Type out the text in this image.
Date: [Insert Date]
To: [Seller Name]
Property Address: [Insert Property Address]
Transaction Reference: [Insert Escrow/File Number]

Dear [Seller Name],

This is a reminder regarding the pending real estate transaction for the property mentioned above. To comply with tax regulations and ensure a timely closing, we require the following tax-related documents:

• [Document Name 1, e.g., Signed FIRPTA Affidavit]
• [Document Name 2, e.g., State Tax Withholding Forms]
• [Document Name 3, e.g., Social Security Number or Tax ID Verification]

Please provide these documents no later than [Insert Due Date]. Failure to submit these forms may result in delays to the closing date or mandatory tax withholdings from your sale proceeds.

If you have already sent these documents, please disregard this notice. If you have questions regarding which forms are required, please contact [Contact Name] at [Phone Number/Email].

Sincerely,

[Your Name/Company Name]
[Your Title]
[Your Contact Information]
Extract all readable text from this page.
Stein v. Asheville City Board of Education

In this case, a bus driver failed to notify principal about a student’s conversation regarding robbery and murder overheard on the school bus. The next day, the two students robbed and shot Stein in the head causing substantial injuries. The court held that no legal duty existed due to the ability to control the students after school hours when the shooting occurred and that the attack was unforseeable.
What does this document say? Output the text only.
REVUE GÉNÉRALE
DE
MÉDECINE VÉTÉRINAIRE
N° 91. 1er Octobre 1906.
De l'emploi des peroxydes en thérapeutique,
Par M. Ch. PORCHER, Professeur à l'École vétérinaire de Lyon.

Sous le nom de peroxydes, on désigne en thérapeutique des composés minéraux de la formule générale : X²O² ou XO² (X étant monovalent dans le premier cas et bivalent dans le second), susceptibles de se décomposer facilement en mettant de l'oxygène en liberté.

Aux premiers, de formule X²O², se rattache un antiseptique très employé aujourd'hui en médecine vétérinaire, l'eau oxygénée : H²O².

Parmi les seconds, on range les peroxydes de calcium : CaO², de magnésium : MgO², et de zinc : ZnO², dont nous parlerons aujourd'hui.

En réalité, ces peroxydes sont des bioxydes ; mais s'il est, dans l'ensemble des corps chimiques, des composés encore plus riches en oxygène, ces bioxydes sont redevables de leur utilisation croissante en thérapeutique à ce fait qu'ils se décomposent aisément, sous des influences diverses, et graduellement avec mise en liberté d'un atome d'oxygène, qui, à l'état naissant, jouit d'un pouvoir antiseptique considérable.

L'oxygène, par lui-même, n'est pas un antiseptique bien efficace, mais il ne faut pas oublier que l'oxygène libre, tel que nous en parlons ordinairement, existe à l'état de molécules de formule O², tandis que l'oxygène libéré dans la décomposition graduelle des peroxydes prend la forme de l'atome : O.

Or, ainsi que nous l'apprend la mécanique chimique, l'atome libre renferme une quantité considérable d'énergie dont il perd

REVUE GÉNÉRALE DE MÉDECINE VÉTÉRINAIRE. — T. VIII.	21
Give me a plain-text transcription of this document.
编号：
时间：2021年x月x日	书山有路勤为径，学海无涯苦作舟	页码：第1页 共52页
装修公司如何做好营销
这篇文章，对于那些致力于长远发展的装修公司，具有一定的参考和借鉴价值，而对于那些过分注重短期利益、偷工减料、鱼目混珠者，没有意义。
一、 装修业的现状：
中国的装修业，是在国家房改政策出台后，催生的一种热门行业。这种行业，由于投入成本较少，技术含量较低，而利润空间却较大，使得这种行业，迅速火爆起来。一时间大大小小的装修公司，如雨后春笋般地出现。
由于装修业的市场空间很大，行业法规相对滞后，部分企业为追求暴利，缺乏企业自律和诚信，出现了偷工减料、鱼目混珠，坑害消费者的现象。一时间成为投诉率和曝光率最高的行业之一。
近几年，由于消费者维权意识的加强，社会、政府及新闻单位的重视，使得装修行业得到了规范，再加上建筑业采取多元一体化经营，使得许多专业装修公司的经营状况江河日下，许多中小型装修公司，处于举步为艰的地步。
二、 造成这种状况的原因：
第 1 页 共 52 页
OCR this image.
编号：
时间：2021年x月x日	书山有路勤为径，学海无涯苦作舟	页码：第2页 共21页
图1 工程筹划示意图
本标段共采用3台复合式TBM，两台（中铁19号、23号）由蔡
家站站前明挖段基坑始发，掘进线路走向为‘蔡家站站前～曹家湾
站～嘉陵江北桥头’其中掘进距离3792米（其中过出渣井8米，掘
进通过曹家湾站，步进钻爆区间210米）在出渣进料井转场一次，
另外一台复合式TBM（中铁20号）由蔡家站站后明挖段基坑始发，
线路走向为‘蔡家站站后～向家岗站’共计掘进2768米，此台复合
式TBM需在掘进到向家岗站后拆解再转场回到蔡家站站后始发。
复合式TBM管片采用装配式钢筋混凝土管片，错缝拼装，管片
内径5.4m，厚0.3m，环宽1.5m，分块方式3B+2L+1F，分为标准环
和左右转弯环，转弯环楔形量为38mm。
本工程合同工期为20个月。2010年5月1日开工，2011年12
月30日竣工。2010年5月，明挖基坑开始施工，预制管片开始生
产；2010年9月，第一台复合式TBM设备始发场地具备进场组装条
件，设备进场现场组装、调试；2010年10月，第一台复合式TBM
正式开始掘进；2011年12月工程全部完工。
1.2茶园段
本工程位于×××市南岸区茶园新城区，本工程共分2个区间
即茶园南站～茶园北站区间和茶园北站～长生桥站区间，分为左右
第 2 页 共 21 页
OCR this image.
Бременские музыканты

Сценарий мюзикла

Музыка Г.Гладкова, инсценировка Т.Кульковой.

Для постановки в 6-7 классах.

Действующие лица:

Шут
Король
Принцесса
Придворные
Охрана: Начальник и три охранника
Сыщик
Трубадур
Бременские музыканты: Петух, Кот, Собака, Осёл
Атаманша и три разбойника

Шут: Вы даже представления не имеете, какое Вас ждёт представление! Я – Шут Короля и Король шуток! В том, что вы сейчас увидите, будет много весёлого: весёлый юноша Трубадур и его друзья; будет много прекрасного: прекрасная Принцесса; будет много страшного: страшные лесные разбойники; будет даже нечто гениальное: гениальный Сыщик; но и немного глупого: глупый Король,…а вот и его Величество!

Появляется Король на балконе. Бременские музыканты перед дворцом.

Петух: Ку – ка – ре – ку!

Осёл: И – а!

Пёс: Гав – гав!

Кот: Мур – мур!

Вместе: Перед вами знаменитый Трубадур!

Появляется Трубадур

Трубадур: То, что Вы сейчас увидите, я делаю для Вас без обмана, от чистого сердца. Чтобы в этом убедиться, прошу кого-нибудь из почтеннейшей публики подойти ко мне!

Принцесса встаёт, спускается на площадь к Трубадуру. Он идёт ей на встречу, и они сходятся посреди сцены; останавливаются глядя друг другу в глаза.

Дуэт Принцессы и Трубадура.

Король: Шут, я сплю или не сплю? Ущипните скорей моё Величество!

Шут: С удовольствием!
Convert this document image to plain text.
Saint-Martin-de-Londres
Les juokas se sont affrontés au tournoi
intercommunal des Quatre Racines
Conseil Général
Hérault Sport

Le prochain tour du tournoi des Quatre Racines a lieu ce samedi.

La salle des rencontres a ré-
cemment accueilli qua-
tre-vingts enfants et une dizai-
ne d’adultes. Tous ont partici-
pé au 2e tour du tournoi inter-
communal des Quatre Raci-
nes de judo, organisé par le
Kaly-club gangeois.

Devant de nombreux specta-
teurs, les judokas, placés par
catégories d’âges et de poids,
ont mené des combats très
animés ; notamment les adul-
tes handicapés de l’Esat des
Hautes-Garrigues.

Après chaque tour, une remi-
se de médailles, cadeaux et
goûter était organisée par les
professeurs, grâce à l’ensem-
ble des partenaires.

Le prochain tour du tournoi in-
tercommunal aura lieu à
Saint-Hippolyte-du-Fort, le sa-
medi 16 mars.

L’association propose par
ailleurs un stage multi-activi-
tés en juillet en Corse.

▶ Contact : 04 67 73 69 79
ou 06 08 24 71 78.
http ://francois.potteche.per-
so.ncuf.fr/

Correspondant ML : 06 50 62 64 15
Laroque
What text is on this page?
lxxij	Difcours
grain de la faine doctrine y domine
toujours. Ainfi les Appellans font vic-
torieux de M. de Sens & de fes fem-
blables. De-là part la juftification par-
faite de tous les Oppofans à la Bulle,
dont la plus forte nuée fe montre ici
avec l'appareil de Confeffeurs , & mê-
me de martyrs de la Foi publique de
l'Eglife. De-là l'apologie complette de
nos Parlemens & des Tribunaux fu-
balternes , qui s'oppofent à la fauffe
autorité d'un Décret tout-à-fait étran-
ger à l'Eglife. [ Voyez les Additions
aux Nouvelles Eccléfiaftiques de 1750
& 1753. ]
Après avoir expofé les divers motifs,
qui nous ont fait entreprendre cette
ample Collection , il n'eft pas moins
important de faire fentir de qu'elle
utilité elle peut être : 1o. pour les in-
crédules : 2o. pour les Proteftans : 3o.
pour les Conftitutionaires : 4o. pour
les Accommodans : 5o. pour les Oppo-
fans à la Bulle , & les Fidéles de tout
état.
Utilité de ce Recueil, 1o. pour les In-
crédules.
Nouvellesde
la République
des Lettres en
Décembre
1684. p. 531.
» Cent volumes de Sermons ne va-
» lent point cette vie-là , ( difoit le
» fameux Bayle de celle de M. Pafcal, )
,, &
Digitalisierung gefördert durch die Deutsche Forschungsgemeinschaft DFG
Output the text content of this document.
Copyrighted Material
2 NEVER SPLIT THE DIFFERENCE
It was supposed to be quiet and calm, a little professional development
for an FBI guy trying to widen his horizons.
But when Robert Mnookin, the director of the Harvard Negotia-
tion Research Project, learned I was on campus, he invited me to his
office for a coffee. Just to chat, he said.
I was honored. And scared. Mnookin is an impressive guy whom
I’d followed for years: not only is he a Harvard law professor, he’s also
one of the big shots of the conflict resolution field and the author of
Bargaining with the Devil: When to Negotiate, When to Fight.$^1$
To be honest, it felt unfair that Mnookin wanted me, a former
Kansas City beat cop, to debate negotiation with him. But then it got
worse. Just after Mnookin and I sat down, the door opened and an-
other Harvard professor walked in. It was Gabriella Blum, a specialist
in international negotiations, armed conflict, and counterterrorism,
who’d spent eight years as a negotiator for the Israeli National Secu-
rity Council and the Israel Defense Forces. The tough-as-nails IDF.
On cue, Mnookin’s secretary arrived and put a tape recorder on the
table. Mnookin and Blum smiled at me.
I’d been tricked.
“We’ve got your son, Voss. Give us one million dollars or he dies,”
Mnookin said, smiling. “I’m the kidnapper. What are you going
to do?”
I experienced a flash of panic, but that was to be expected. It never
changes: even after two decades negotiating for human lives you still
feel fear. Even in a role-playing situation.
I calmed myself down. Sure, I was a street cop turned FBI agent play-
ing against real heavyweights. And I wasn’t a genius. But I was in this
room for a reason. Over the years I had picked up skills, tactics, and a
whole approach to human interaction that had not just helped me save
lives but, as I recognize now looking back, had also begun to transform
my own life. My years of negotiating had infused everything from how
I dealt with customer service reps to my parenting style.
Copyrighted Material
•••
WHAT TO DO — Determine the number of lines in these entries that contain the word "Петух", and write only that number.

FINAL ANSWER — 2